**Cosa fare:** Come riscriveresti in forma di elenco puntato il paragrafo del documento che inizia con "Michele Santoro e Raniero La Valle hanno lanciato", mantenendone i fatti principali?

**Documento:**
- - - - -
Quale politica di pace? Intervista a Raniero La Valle

Nel dibattito sempre più lacerante sulla guerra in Ucraina, che continua tragicamente a mietere vittime, si inserisce la proposta da parte di Michele Santoro e Raniero La Valle di un’assemblea pubblica a Roma per il 30 settembre che potrebbe portare ad un nuovo movimento politico. Domande a La Valle sulle ragioni di un percorso difficile che deve fare i conti con molte perplessità e obiezioni
Pace e Guerra (AP Photo/Lee Jin-man) Associated Press/LaPresse

Michele Santoro e Raniero La Valle hanno lanciato per il 30 settembre l’invito ad un’assemblea aperta che potrebbe aprire alla formazione di una lista elettorale, già per le prossime europee, con un programma incentrato sulla politica di pace. Il testo dell’appello comincia così: «Noi sottoscritti, amanti della pace e più ancora della vita, sgomenti per gli sviluppi incontrollati della guerra d’Ucraina e per l’istigazione da parte dei governi a perpetuarla ed estenderla, sentiamo l’urgenza di un impegno personale e intendiamo riunirci in una pubblica Assemblea il 30 Settembre prossimo a Roma per promuovere un’azione responsabile volta ad invertire il corso delle cose presenti, istituire la pace e ristabilire le condizioni di un sereno futuro».
- - - - -
**Estratto dei dati:**
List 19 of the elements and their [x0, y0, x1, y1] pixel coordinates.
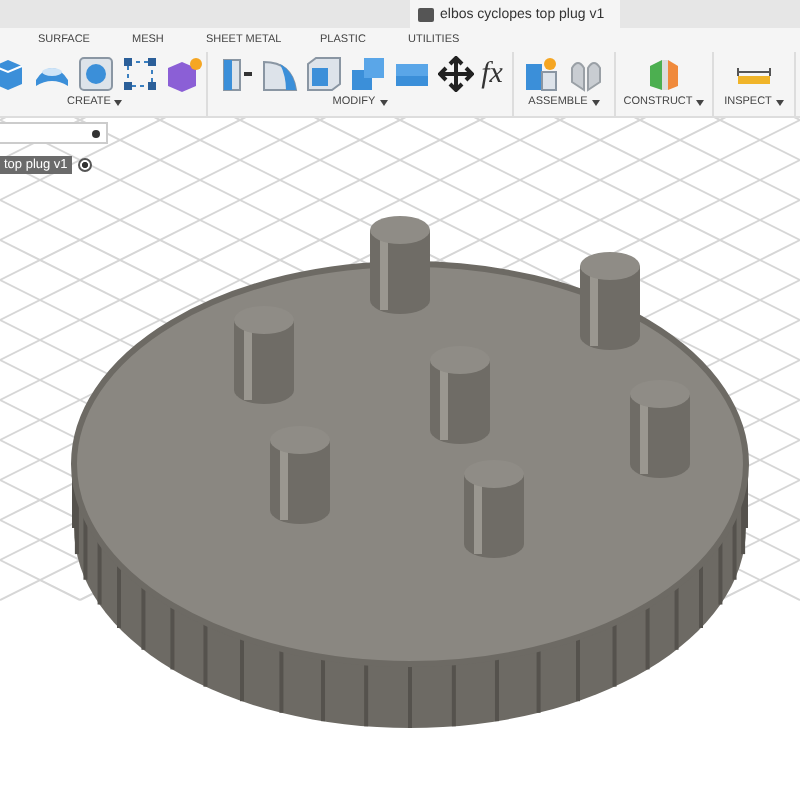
- - - - -
**Soluzione proposta:**
- Promotori: Michele Santoro e Raniero La Valle.
- Iniziativa: invito a un'assemblea aperta e pubblica a Roma il 30 settembre.
- Possibile esito: la formazione di una lista elettorale, già per le prossime europee, con un programma incentrato sulla politica di pace.
- Appello: i sottoscrittori, amanti della pace e della vita, si dicono sgomenti per gli sviluppi incontrollati della guerra d'Ucraina e per l'istigazione dei governi a perpetuarla ed estenderla.
- Obiettivo dell'assemblea: promuovere un'azione responsabile per invertire il corso delle cose presenti, istituire la pace e ristabilire le condizioni di un sereno futuro.